> [TASK INSTRUCTIONS]:
Give back the records below exactly, every one, with no pictures.

> [ENTRIES SHOWN]:
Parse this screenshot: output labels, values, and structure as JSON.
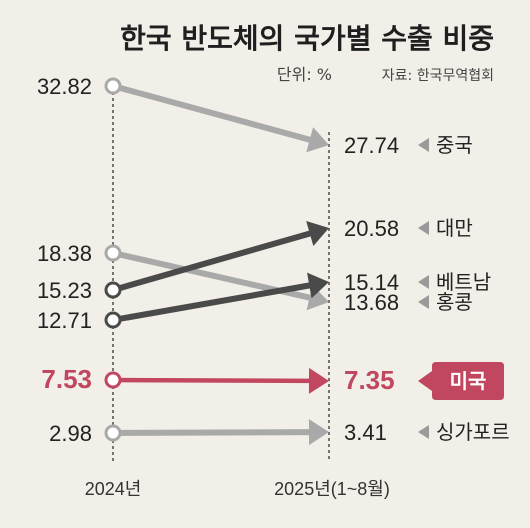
{
  "header": {
    "title": "한국 반도체의 국가별 수출 비중",
    "unit": "단위: %",
    "source": "자료: 한국무역협회"
  },
  "chart_data": {
    "type": "line",
    "title": "한국 반도체의 국가별 수출 비중",
    "x": [
      "2024년",
      "2025년(1~8월)"
    ],
    "unit": "%",
    "series": [
      {
        "name": "중국",
        "values": [
          32.82,
          27.74
        ],
        "label_start": "32.82",
        "label_end": "27.74",
        "color": "#a9a9a9"
      },
      {
        "name": "홍콩",
        "values": [
          18.38,
          13.68
        ],
        "label_start": "18.38",
        "label_end": "13.68",
        "color": "#a9a9a9"
      },
      {
        "name": "대만",
        "values": [
          15.23,
          20.58
        ],
        "label_start": "15.23",
        "label_end": "20.58",
        "color": "#4a4a4a"
      },
      {
        "name": "베트남",
        "values": [
          12.71,
          15.14
        ],
        "label_start": "12.71",
        "label_end": "15.14",
        "color": "#4a4a4a"
      },
      {
        "name": "미국",
        "values": [
          7.53,
          7.35
        ],
        "label_start": "7.53",
        "label_end": "7.35",
        "color": "#c0475f",
        "highlight": true
      },
      {
        "name": "싱가포르",
        "values": [
          2.98,
          3.41
        ],
        "label_start": "2.98",
        "label_end": "3.41",
        "color": "#a9a9a9"
      }
    ]
  },
  "colors": {
    "background": "#f2eee8",
    "highlight": "#c0475f",
    "dark": "#4a4a4a",
    "light": "#a9a9a9",
    "pointer": "#9a9a9a"
  }
}
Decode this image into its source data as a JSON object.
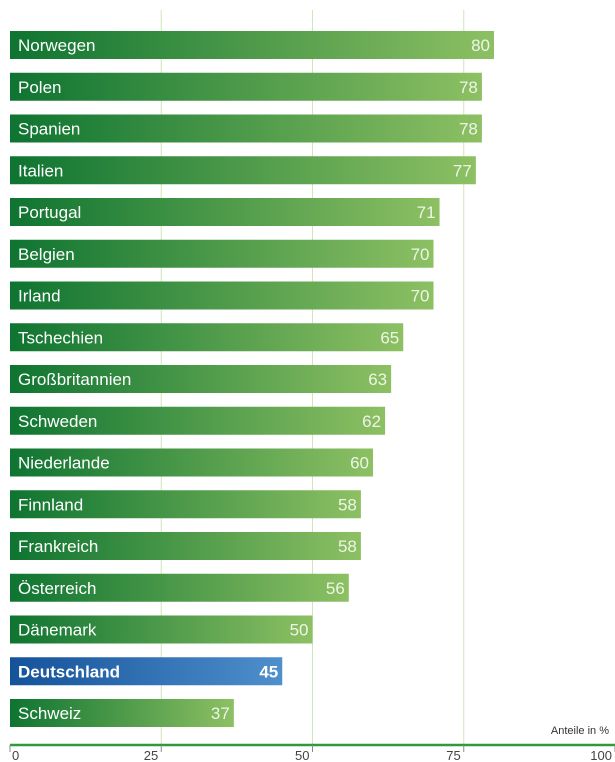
{
  "chart_data": {
    "type": "bar",
    "orientation": "horizontal",
    "categories": [
      "Norwegen",
      "Polen",
      "Spanien",
      "Italien",
      "Portugal",
      "Belgien",
      "Irland",
      "Tschechien",
      "Großbritannien",
      "Schweden",
      "Niederlande",
      "Finnland",
      "Frankreich",
      "Österreich",
      "Dänemark",
      "Deutschland",
      "Schweiz"
    ],
    "values": [
      80,
      78,
      78,
      77,
      71,
      70,
      70,
      65,
      63,
      62,
      60,
      58,
      58,
      56,
      50,
      45,
      37
    ],
    "highlight": "Deutschland",
    "xlim": [
      0,
      100
    ],
    "xticks": [
      "0",
      "25",
      "50",
      "75",
      "100"
    ],
    "unit_label": "Anteile in %",
    "grid": true,
    "colors": {
      "bar_dark": "#0e7431",
      "bar_light": "#8dc063",
      "highlight_dark": "#14529a",
      "highlight_light": "#4f8fcc",
      "grid": "#cfe6b9",
      "axis": "#2f9a3a"
    }
  }
}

> [COMPLETED TASK]:
Parse this screenshot: output labels, values, and structure as JSON.
{
  "header": {
    "title": "한국 반도체의 국가별 수출 비중",
    "unit": "단위: %",
    "source": "자료: 한국무역협회"
  },
  "chart_data": {
    "type": "line",
    "title": "한국 반도체의 국가별 수출 비중",
    "x": [
      "2024년",
      "2025년(1~8월)"
    ],
    "unit": "%",
    "series": [
      {
        "name": "중국",
        "values": [
          32.82,
          27.74
        ],
        "label_start": "32.82",
        "label_end": "27.74",
        "color": "#a9a9a9"
      },
      {
        "name": "홍콩",
        "values": [
          18.38,
          13.68
        ],
        "label_start": "18.38",
        "label_end": "13.68",
        "color": "#a9a9a9"
      },
      {
        "name": "대만",
        "values": [
          15.23,
          20.58
        ],
        "label_start": "15.23",
        "label_end": "20.58",
        "color": "#4a4a4a"
      },
      {
        "name": "베트남",
        "values": [
          12.71,
          15.14
        ],
        "label_start": "12.71",
        "label_end": "15.14",
        "color": "#4a4a4a"
      },
      {
        "name": "미국",
        "values": [
          7.53,
          7.35
        ],
        "label_start": "7.53",
        "label_end": "7.35",
        "color": "#c0475f",
        "highlight": true
      },
      {
        "name": "싱가포르",
        "values": [
          2.98,
          3.41
        ],
        "label_start": "2.98",
        "label_end": "3.41",
        "color": "#a9a9a9"
      }
    ]
  },
  "colors": {
    "background": "#f2eee8",
    "highlight": "#c0475f",
    "dark": "#4a4a4a",
    "light": "#a9a9a9",
    "pointer": "#9a9a9a"
  }
}
Decode this image into its source data as a JSON object.
{
  "chart_data": {
    "type": "bar",
    "orientation": "horizontal",
    "categories": [
      "Norwegen",
      "Polen",
      "Spanien",
      "Italien",
      "Portugal",
      "Belgien",
      "Irland",
      "Tschechien",
      "Großbritannien",
      "Schweden",
      "Niederlande",
      "Finnland",
      "Frankreich",
      "Österreich",
      "Dänemark",
      "Deutschland",
      "Schweiz"
    ],
    "values": [
      80,
      78,
      78,
      77,
      71,
      70,
      70,
      65,
      63,
      62,
      60,
      58,
      58,
      56,
      50,
      45,
      37
    ],
    "highlight": "Deutschland",
    "xlim": [
      0,
      100
    ],
    "xticks": [
      "0",
      "25",
      "50",
      "75",
      "100"
    ],
    "unit_label": "Anteile in %",
    "grid": true,
    "colors": {
      "bar_dark": "#0e7431",
      "bar_light": "#8dc063",
      "highlight_dark": "#14529a",
      "highlight_light": "#4f8fcc",
      "grid": "#cfe6b9",
      "axis": "#2f9a3a"
    }
  }
}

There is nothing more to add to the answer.